AIM →
Make an exact copy of all the records.

MATERIALS PROVIDED →
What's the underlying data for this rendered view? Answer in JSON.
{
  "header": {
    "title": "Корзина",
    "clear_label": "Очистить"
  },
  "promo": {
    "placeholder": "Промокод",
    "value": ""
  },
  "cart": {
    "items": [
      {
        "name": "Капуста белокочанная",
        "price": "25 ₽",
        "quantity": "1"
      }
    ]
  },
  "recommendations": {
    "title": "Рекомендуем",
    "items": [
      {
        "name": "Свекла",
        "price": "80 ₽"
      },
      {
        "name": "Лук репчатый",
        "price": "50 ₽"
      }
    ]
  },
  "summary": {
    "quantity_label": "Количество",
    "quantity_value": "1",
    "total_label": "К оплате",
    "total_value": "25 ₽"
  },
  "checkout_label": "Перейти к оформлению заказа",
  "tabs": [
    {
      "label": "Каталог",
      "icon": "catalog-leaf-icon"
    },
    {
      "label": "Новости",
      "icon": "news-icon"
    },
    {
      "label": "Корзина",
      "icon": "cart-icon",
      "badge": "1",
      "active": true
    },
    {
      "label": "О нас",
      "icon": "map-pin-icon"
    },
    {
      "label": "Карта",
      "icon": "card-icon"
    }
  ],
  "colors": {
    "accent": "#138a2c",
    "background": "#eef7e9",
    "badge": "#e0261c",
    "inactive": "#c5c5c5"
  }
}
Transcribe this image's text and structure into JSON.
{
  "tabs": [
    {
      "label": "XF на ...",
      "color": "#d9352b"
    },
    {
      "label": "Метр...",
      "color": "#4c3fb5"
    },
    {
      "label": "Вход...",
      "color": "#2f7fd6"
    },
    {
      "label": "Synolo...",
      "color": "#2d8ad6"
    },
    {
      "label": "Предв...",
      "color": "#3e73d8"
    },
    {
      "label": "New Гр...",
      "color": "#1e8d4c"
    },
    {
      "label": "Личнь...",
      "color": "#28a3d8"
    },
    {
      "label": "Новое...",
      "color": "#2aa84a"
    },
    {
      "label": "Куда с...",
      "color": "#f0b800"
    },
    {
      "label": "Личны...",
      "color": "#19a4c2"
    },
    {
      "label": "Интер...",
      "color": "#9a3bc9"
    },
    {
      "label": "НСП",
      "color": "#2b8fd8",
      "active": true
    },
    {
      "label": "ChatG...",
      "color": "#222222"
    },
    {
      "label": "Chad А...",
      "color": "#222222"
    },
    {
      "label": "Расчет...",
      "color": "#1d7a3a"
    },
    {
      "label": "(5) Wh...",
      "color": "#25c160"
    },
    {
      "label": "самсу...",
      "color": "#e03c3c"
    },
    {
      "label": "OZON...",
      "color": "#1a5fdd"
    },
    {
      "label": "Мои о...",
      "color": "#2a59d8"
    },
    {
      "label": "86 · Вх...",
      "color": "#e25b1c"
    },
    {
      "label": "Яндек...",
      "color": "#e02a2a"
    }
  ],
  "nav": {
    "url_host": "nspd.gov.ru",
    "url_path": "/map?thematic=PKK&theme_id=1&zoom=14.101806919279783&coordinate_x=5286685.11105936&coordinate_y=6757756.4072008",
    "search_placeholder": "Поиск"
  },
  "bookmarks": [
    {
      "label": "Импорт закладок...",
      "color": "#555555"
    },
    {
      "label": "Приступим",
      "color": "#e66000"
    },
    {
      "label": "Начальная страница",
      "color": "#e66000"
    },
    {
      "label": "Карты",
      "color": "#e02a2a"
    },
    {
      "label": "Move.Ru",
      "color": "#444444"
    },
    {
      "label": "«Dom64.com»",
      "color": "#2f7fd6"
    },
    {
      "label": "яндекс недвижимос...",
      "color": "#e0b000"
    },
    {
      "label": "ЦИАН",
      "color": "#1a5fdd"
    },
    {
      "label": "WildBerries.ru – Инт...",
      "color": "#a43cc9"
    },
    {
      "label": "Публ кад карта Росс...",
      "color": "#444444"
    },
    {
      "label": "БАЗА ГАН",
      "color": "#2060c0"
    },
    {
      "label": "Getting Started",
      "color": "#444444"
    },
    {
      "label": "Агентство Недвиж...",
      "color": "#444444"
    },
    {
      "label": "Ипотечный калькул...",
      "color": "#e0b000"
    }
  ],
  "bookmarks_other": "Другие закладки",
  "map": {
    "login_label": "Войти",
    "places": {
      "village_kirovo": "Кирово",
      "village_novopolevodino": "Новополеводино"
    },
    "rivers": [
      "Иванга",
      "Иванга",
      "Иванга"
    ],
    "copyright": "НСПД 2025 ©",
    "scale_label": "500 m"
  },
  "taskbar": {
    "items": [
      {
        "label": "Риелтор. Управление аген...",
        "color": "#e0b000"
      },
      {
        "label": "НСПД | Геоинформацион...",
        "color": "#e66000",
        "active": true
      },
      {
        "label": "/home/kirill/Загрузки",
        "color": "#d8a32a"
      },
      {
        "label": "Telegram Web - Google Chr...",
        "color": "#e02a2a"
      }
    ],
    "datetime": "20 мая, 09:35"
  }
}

ANSWER TO THE PROBLEM →
What's the underlying data for this rendered view? Answer in JSON.
{
  "header": {
    "title": "Корзина",
    "clear_label": "Очистить"
  },
  "promo": {
    "placeholder": "Промокод",
    "value": ""
  },
  "cart": {
    "items": [
      {
        "name": "Капуста белокочанная",
        "price": "25 ₽",
        "quantity": "1"
      }
    ]
  },
  "recommendations": {
    "title": "Рекомендуем",
    "items": [
      {
        "name": "Свекла",
        "price": "80 ₽"
      },
      {
        "name": "Лук репчатый",
        "price": "50 ₽"
      }
    ]
  },
  "summary": {
    "quantity_label": "Количество",
    "quantity_value": "1",
    "total_label": "К оплате",
    "total_value": "25 ₽"
  },
  "checkout_label": "Перейти к оформлению заказа",
  "tabs": [
    {
      "label": "Каталог",
      "icon": "catalog-leaf-icon"
    },
    {
      "label": "Новости",
      "icon": "news-icon"
    },
    {
      "label": "Корзина",
      "icon": "cart-icon",
      "badge": "1",
      "active": true
    },
    {
      "label": "О нас",
      "icon": "map-pin-icon"
    },
    {
      "label": "Карта",
      "icon": "card-icon"
    }
  ],
  "colors": {
    "accent": "#138a2c",
    "background": "#eef7e9",
    "badge": "#e0261c",
    "inactive": "#c5c5c5"
  }
}
Transcribe this image's text and structure into JSON.
{
  "tabs": [
    {
      "label": "XF на ...",
      "color": "#d9352b"
    },
    {
      "label": "Метр...",
      "color": "#4c3fb5"
    },
    {
      "label": "Вход...",
      "color": "#2f7fd6"
    },
    {
      "label": "Synolo...",
      "color": "#2d8ad6"
    },
    {
      "label": "Предв...",
      "color": "#3e73d8"
    },
    {
      "label": "New Гр...",
      "color": "#1e8d4c"
    },
    {
      "label": "Личнь...",
      "color": "#28a3d8"
    },
    {
      "label": "Новое...",
      "color": "#2aa84a"
    },
    {
      "label": "Куда с...",
      "color": "#f0b800"
    },
    {
      "label": "Личны...",
      "color": "#19a4c2"
    },
    {
      "label": "Интер...",
      "color": "#9a3bc9"
    },
    {
      "label": "НСП",
      "color": "#2b8fd8",
      "active": true
    },
    {
      "label": "ChatG...",
      "color": "#222222"
    },
    {
      "label": "Chad А...",
      "color": "#222222"
    },
    {
      "label": "Расчет...",
      "color": "#1d7a3a"
    },
    {
      "label": "(5) Wh...",
      "color": "#25c160"
    },
    {
      "label": "самсу...",
      "color": "#e03c3c"
    },
    {
      "label": "OZON...",
      "color": "#1a5fdd"
    },
    {
      "label": "Мои о...",
      "color": "#2a59d8"
    },
    {
      "label": "86 · Вх...",
      "color": "#e25b1c"
    },
    {
      "label": "Яндек...",
      "color": "#e02a2a"
    }
  ],
  "nav": {
    "url_host": "nspd.gov.ru",
    "url_path": "/map?thematic=PKK&theme_id=1&zoom=14.101806919279783&coordinate_x=5286685.11105936&coordinate_y=6757756.4072008",
    "search_placeholder": "Поиск"
  },
  "bookmarks": [
    {
      "label": "Импорт закладок...",
      "color": "#555555"
    },
    {
      "label": "Приступим",
      "color": "#e66000"
    },
    {
      "label": "Начальная страница",
      "color": "#e66000"
    },
    {
      "label": "Карты",
      "color": "#e02a2a"
    },
    {
      "label": "Move.Ru",
      "color": "#444444"
    },
    {
      "label": "«Dom64.com»",
      "color": "#2f7fd6"
    },
    {
      "label": "яндекс недвижимос...",
      "color": "#e0b000"
    },
    {
      "label": "ЦИАН",
      "color": "#1a5fdd"
    },
    {
      "label": "WildBerries.ru – Инт...",
      "color": "#a43cc9"
    },
    {
      "label": "Публ кад карта Росс...",
      "color": "#444444"
    },
    {
      "label": "БАЗА ГАН",
      "color": "#2060c0"
    },
    {
      "label": "Getting Started",
      "color": "#444444"
    },
    {
      "label": "Агентство Недвиж...",
      "color": "#444444"
    },
    {
      "label": "Ипотечный калькул...",
      "color": "#e0b000"
    }
  ],
  "bookmarks_other": "Другие закладки",
  "map": {
    "login_label": "Войти",
    "places": {
      "village_kirovo": "Кирово",
      "village_novopolevodino": "Новополеводино"
    },
    "rivers": [
      "Иванга",
      "Иванга",
      "Иванга"
    ],
    "copyright": "НСПД 2025 ©",
    "scale_label": "500 m"
  },
  "taskbar": {
    "items": [
      {
        "label": "Риелтор. Управление аген...",
        "color": "#e0b000"
      },
      {
        "label": "НСПД | Геоинформацион...",
        "color": "#e66000",
        "active": true
      },
      {
        "label": "/home/kirill/Загрузки",
        "color": "#d8a32a"
      },
      {
        "label": "Telegram Web - Google Chr...",
        "color": "#e02a2a"
      }
    ],
    "datetime": "20 мая, 09:35"
  }
}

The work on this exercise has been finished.